* [GIVEN RECORDS]:
* Start *

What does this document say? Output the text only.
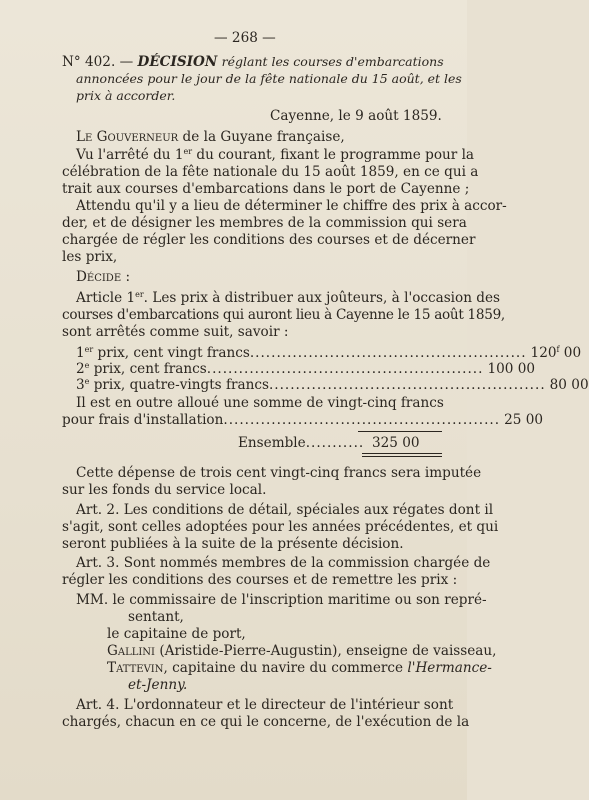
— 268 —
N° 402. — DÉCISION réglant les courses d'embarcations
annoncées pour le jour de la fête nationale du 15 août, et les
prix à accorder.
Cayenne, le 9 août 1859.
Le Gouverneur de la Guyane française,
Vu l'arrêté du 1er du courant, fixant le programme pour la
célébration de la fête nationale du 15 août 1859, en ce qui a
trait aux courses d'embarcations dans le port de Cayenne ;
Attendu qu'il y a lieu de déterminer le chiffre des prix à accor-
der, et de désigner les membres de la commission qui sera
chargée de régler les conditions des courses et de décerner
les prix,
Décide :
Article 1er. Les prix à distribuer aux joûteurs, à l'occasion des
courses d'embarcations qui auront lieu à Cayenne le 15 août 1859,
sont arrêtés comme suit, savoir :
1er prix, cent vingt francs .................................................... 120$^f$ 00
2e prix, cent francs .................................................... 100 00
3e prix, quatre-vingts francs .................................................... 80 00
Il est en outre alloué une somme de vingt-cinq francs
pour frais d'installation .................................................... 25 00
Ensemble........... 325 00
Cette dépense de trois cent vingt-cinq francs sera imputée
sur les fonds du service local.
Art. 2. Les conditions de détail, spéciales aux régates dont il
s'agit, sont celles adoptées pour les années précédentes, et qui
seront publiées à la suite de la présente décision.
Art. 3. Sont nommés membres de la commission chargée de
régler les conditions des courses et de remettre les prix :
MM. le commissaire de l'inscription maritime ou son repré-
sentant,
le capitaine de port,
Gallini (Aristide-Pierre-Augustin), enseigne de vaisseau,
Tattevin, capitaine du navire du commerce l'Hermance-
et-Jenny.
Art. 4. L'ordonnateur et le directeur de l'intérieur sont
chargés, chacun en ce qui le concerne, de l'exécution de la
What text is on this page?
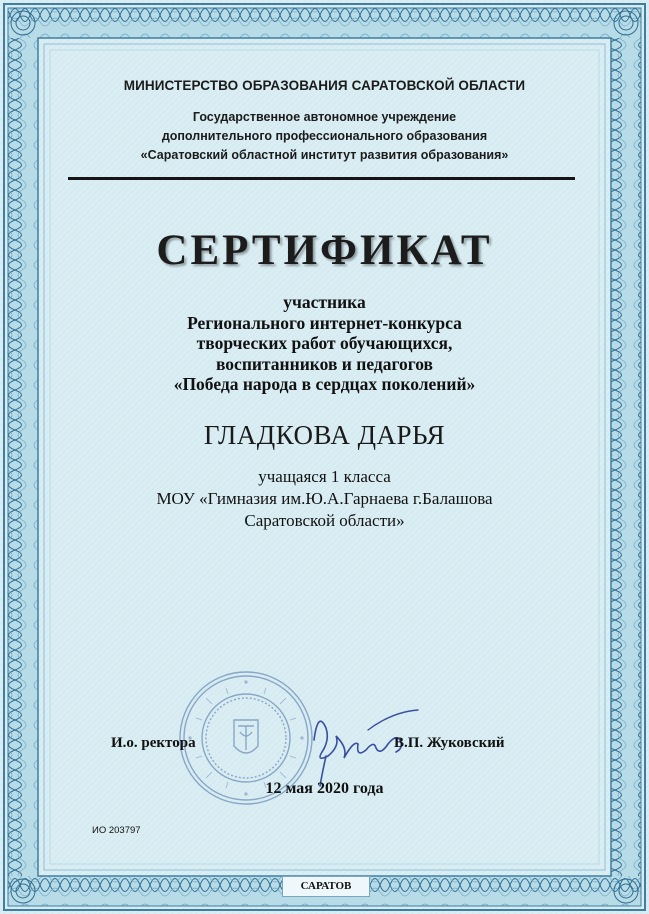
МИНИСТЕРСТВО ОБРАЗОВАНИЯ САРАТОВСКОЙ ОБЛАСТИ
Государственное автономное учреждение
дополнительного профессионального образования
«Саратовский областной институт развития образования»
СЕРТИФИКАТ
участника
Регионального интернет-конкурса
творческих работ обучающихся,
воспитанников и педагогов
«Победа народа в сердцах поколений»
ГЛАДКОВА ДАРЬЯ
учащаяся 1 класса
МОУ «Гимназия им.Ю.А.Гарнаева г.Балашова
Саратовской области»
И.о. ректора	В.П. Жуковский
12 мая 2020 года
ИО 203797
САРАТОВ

* End *

* [AIM]:
Copy all the lines of data exactly as they appear, dropping any images.

* [SOLUTION FOR THIS TASK]:
What does this document say? Output the text only.
— 268 —
N° 402. — DÉCISION réglant les courses d'embarcations
annoncées pour le jour de la fête nationale du 15 août, et les
prix à accorder.
Cayenne, le 9 août 1859.
Le Gouverneur de la Guyane française,
Vu l'arrêté du 1er du courant, fixant le programme pour la
célébration de la fête nationale du 15 août 1859, en ce qui a
trait aux courses d'embarcations dans le port de Cayenne ;
Attendu qu'il y a lieu de déterminer le chiffre des prix à accor-
der, et de désigner les membres de la commission qui sera
chargée de régler les conditions des courses et de décerner
les prix,
Décide :
Article 1er. Les prix à distribuer aux joûteurs, à l'occasion des
courses d'embarcations qui auront lieu à Cayenne le 15 août 1859,
sont arrêtés comme suit, savoir :
1er prix, cent vingt francs .................................................... 120$^f$ 00
2e prix, cent francs .................................................... 100 00
3e prix, quatre-vingts francs .................................................... 80 00
Il est en outre alloué une somme de vingt-cinq francs
pour frais d'installation .................................................... 25 00
Ensemble........... 325 00
Cette dépense de trois cent vingt-cinq francs sera imputée
sur les fonds du service local.
Art. 2. Les conditions de détail, spéciales aux régates dont il
s'agit, sont celles adoptées pour les années précédentes, et qui
seront publiées à la suite de la présente décision.
Art. 3. Sont nommés membres de la commission chargée de
régler les conditions des courses et de remettre les prix :
MM. le commissaire de l'inscription maritime ou son repré-
sentant,
le capitaine de port,
Gallini (Aristide-Pierre-Augustin), enseigne de vaisseau,
Tattevin, capitaine du navire du commerce l'Hermance-
et-Jenny.
Art. 4. L'ordonnateur et le directeur de l'intérieur sont
chargés, chacun en ce qui le concerne, de l'exécution de la
What text is on this page?
МИНИСТЕРСТВО ОБРАЗОВАНИЯ САРАТОВСКОЙ ОБЛАСТИ
Государственное автономное учреждение
дополнительного профессионального образования
«Саратовский областной институт развития образования»
СЕРТИФИКАТ
участника
Регионального интернет-конкурса
творческих работ обучающихся,
воспитанников и педагогов
«Победа народа в сердцах поколений»
ГЛАДКОВА ДАРЬЯ
учащаяся 1 класса
МОУ «Гимназия им.Ю.А.Гарнаева г.Балашова
Саратовской области»
И.о. ректора	В.П. Жуковский
12 мая 2020 года
ИО 203797
САРАТОВ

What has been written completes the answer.